## What is required
The data below must be copied in full and without any change.

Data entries
--- Start ---
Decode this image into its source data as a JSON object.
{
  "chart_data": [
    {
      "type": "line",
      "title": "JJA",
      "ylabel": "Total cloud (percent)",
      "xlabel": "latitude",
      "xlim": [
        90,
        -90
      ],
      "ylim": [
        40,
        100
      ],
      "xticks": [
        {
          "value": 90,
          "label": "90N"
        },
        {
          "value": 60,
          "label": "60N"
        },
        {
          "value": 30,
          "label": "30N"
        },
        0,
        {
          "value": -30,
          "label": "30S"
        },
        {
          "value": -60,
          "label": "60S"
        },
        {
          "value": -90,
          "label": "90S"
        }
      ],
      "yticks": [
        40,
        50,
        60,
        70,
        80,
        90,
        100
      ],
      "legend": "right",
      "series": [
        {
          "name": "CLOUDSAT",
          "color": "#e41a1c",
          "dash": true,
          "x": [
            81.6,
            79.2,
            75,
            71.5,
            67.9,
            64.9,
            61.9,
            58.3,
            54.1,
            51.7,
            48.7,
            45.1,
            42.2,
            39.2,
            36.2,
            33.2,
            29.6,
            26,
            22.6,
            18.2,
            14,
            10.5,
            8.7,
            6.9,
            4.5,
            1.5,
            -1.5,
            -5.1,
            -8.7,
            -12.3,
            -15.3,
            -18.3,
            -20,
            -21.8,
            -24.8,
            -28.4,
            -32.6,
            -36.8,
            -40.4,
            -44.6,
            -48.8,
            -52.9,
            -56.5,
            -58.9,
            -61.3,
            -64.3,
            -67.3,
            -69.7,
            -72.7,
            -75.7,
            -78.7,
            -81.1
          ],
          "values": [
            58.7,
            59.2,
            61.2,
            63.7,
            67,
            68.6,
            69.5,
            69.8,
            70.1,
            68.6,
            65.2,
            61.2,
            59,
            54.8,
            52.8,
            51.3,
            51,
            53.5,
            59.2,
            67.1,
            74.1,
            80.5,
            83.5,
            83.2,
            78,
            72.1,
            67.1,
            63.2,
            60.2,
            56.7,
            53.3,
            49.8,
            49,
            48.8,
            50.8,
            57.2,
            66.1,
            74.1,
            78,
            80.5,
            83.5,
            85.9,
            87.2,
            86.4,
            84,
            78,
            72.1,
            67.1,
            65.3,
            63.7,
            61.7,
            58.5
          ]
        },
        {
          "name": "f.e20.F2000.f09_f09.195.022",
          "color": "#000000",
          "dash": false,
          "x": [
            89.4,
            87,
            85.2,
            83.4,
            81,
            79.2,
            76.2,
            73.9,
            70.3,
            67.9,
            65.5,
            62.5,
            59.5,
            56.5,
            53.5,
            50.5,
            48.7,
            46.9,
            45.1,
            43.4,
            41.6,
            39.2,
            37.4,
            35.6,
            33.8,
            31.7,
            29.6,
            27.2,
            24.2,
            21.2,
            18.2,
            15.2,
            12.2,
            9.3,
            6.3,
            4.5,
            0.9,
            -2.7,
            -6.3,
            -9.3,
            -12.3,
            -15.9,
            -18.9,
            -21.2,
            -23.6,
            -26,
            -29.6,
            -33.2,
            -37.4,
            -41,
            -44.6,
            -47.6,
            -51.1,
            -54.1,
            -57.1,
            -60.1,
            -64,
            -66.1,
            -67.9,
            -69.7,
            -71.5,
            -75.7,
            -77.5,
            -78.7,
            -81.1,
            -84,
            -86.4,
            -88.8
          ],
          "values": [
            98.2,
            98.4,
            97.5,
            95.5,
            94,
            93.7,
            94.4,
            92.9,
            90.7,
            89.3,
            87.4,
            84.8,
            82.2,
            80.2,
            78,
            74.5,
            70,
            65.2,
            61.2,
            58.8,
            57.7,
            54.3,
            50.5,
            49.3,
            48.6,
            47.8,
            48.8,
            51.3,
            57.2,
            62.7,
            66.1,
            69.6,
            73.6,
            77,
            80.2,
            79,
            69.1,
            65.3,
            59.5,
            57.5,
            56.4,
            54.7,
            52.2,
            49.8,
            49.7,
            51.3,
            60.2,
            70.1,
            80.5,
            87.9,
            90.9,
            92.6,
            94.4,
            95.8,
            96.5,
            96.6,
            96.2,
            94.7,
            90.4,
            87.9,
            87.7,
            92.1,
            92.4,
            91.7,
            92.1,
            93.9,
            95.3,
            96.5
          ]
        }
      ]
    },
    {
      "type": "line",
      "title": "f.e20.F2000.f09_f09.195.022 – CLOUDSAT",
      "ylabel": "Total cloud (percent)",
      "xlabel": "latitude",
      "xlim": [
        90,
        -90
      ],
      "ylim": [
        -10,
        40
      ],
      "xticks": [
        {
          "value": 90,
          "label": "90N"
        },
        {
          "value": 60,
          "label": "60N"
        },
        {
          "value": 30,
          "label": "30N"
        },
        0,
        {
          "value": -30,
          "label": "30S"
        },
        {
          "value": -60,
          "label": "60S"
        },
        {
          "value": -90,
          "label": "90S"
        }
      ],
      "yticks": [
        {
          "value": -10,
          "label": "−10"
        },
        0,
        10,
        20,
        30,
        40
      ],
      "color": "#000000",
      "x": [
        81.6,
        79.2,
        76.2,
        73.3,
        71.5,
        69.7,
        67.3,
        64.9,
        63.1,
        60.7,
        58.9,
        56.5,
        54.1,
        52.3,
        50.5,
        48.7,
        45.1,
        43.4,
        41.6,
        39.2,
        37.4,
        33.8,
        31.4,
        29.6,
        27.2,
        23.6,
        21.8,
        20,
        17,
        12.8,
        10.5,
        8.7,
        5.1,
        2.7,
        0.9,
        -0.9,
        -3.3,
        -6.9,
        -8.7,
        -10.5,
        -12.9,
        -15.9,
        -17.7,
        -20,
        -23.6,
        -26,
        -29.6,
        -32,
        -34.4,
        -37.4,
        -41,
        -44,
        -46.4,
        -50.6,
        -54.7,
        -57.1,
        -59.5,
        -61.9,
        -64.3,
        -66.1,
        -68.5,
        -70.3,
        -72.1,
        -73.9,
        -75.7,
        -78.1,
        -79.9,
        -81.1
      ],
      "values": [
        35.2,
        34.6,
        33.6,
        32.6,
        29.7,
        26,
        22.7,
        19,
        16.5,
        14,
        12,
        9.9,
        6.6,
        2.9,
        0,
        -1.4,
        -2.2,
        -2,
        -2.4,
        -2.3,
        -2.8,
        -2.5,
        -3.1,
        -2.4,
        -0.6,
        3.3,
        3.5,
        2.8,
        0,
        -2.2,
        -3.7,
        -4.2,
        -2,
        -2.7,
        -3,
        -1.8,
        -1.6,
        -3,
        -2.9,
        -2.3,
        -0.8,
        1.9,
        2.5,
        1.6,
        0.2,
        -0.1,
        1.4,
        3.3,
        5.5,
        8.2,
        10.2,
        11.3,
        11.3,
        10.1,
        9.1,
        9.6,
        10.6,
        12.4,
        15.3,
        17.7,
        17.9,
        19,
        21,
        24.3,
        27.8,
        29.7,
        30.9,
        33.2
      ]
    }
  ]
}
--- End ---
## Worked solution
Decode this image into its source data as a JSON object.
{
  "chart_data": [
    {
      "type": "line",
      "title": "JJA",
      "ylabel": "Total cloud (percent)",
      "xlabel": "latitude",
      "xlim": [
        90,
        -90
      ],
      "ylim": [
        40,
        100
      ],
      "xticks": [
        {
          "value": 90,
          "label": "90N"
        },
        {
          "value": 60,
          "label": "60N"
        },
        {
          "value": 30,
          "label": "30N"
        },
        0,
        {
          "value": -30,
          "label": "30S"
        },
        {
          "value": -60,
          "label": "60S"
        },
        {
          "value": -90,
          "label": "90S"
        }
      ],
      "yticks": [
        40,
        50,
        60,
        70,
        80,
        90,
        100
      ],
      "legend": "right",
      "series": [
        {
          "name": "CLOUDSAT",
          "color": "#e41a1c",
          "dash": true,
          "x": [
            81.6,
            79.2,
            75,
            71.5,
            67.9,
            64.9,
            61.9,
            58.3,
            54.1,
            51.7,
            48.7,
            45.1,
            42.2,
            39.2,
            36.2,
            33.2,
            29.6,
            26,
            22.6,
            18.2,
            14,
            10.5,
            8.7,
            6.9,
            4.5,
            1.5,
            -1.5,
            -5.1,
            -8.7,
            -12.3,
            -15.3,
            -18.3,
            -20,
            -21.8,
            -24.8,
            -28.4,
            -32.6,
            -36.8,
            -40.4,
            -44.6,
            -48.8,
            -52.9,
            -56.5,
            -58.9,
            -61.3,
            -64.3,
            -67.3,
            -69.7,
            -72.7,
            -75.7,
            -78.7,
            -81.1
          ],
          "values": [
            58.7,
            59.2,
            61.2,
            63.7,
            67,
            68.6,
            69.5,
            69.8,
            70.1,
            68.6,
            65.2,
            61.2,
            59,
            54.8,
            52.8,
            51.3,
            51,
            53.5,
            59.2,
            67.1,
            74.1,
            80.5,
            83.5,
            83.2,
            78,
            72.1,
            67.1,
            63.2,
            60.2,
            56.7,
            53.3,
            49.8,
            49,
            48.8,
            50.8,
            57.2,
            66.1,
            74.1,
            78,
            80.5,
            83.5,
            85.9,
            87.2,
            86.4,
            84,
            78,
            72.1,
            67.1,
            65.3,
            63.7,
            61.7,
            58.5
          ]
        },
        {
          "name": "f.e20.F2000.f09_f09.195.022",
          "color": "#000000",
          "dash": false,
          "x": [
            89.4,
            87,
            85.2,
            83.4,
            81,
            79.2,
            76.2,
            73.9,
            70.3,
            67.9,
            65.5,
            62.5,
            59.5,
            56.5,
            53.5,
            50.5,
            48.7,
            46.9,
            45.1,
            43.4,
            41.6,
            39.2,
            37.4,
            35.6,
            33.8,
            31.7,
            29.6,
            27.2,
            24.2,
            21.2,
            18.2,
            15.2,
            12.2,
            9.3,
            6.3,
            4.5,
            0.9,
            -2.7,
            -6.3,
            -9.3,
            -12.3,
            -15.9,
            -18.9,
            -21.2,
            -23.6,
            -26,
            -29.6,
            -33.2,
            -37.4,
            -41,
            -44.6,
            -47.6,
            -51.1,
            -54.1,
            -57.1,
            -60.1,
            -64,
            -66.1,
            -67.9,
            -69.7,
            -71.5,
            -75.7,
            -77.5,
            -78.7,
            -81.1,
            -84,
            -86.4,
            -88.8
          ],
          "values": [
            98.2,
            98.4,
            97.5,
            95.5,
            94,
            93.7,
            94.4,
            92.9,
            90.7,
            89.3,
            87.4,
            84.8,
            82.2,
            80.2,
            78,
            74.5,
            70,
            65.2,
            61.2,
            58.8,
            57.7,
            54.3,
            50.5,
            49.3,
            48.6,
            47.8,
            48.8,
            51.3,
            57.2,
            62.7,
            66.1,
            69.6,
            73.6,
            77,
            80.2,
            79,
            69.1,
            65.3,
            59.5,
            57.5,
            56.4,
            54.7,
            52.2,
            49.8,
            49.7,
            51.3,
            60.2,
            70.1,
            80.5,
            87.9,
            90.9,
            92.6,
            94.4,
            95.8,
            96.5,
            96.6,
            96.2,
            94.7,
            90.4,
            87.9,
            87.7,
            92.1,
            92.4,
            91.7,
            92.1,
            93.9,
            95.3,
            96.5
          ]
        }
      ]
    },
    {
      "type": "line",
      "title": "f.e20.F2000.f09_f09.195.022 – CLOUDSAT",
      "ylabel": "Total cloud (percent)",
      "xlabel": "latitude",
      "xlim": [
        90,
        -90
      ],
      "ylim": [
        -10,
        40
      ],
      "xticks": [
        {
          "value": 90,
          "label": "90N"
        },
        {
          "value": 60,
          "label": "60N"
        },
        {
          "value": 30,
          "label": "30N"
        },
        0,
        {
          "value": -30,
          "label": "30S"
        },
        {
          "value": -60,
          "label": "60S"
        },
        {
          "value": -90,
          "label": "90S"
        }
      ],
      "yticks": [
        {
          "value": -10,
          "label": "−10"
        },
        0,
        10,
        20,
        30,
        40
      ],
      "color": "#000000",
      "x": [
        81.6,
        79.2,
        76.2,
        73.3,
        71.5,
        69.7,
        67.3,
        64.9,
        63.1,
        60.7,
        58.9,
        56.5,
        54.1,
        52.3,
        50.5,
        48.7,
        45.1,
        43.4,
        41.6,
        39.2,
        37.4,
        33.8,
        31.4,
        29.6,
        27.2,
        23.6,
        21.8,
        20,
        17,
        12.8,
        10.5,
        8.7,
        5.1,
        2.7,
        0.9,
        -0.9,
        -3.3,
        -6.9,
        -8.7,
        -10.5,
        -12.9,
        -15.9,
        -17.7,
        -20,
        -23.6,
        -26,
        -29.6,
        -32,
        -34.4,
        -37.4,
        -41,
        -44,
        -46.4,
        -50.6,
        -54.7,
        -57.1,
        -59.5,
        -61.9,
        -64.3,
        -66.1,
        -68.5,
        -70.3,
        -72.1,
        -73.9,
        -75.7,
        -78.1,
        -79.9,
        -81.1
      ],
      "values": [
        35.2,
        34.6,
        33.6,
        32.6,
        29.7,
        26,
        22.7,
        19,
        16.5,
        14,
        12,
        9.9,
        6.6,
        2.9,
        0,
        -1.4,
        -2.2,
        -2,
        -2.4,
        -2.3,
        -2.8,
        -2.5,
        -3.1,
        -2.4,
        -0.6,
        3.3,
        3.5,
        2.8,
        0,
        -2.2,
        -3.7,
        -4.2,
        -2,
        -2.7,
        -3,
        -1.8,
        -1.6,
        -3,
        -2.9,
        -2.3,
        -0.8,
        1.9,
        2.5,
        1.6,
        0.2,
        -0.1,
        1.4,
        3.3,
        5.5,
        8.2,
        10.2,
        11.3,
        11.3,
        10.1,
        9.1,
        9.6,
        10.6,
        12.4,
        15.3,
        17.7,
        17.9,
        19,
        21,
        24.3,
        27.8,
        29.7,
        30.9,
        33.2
      ]
    }
  ]
}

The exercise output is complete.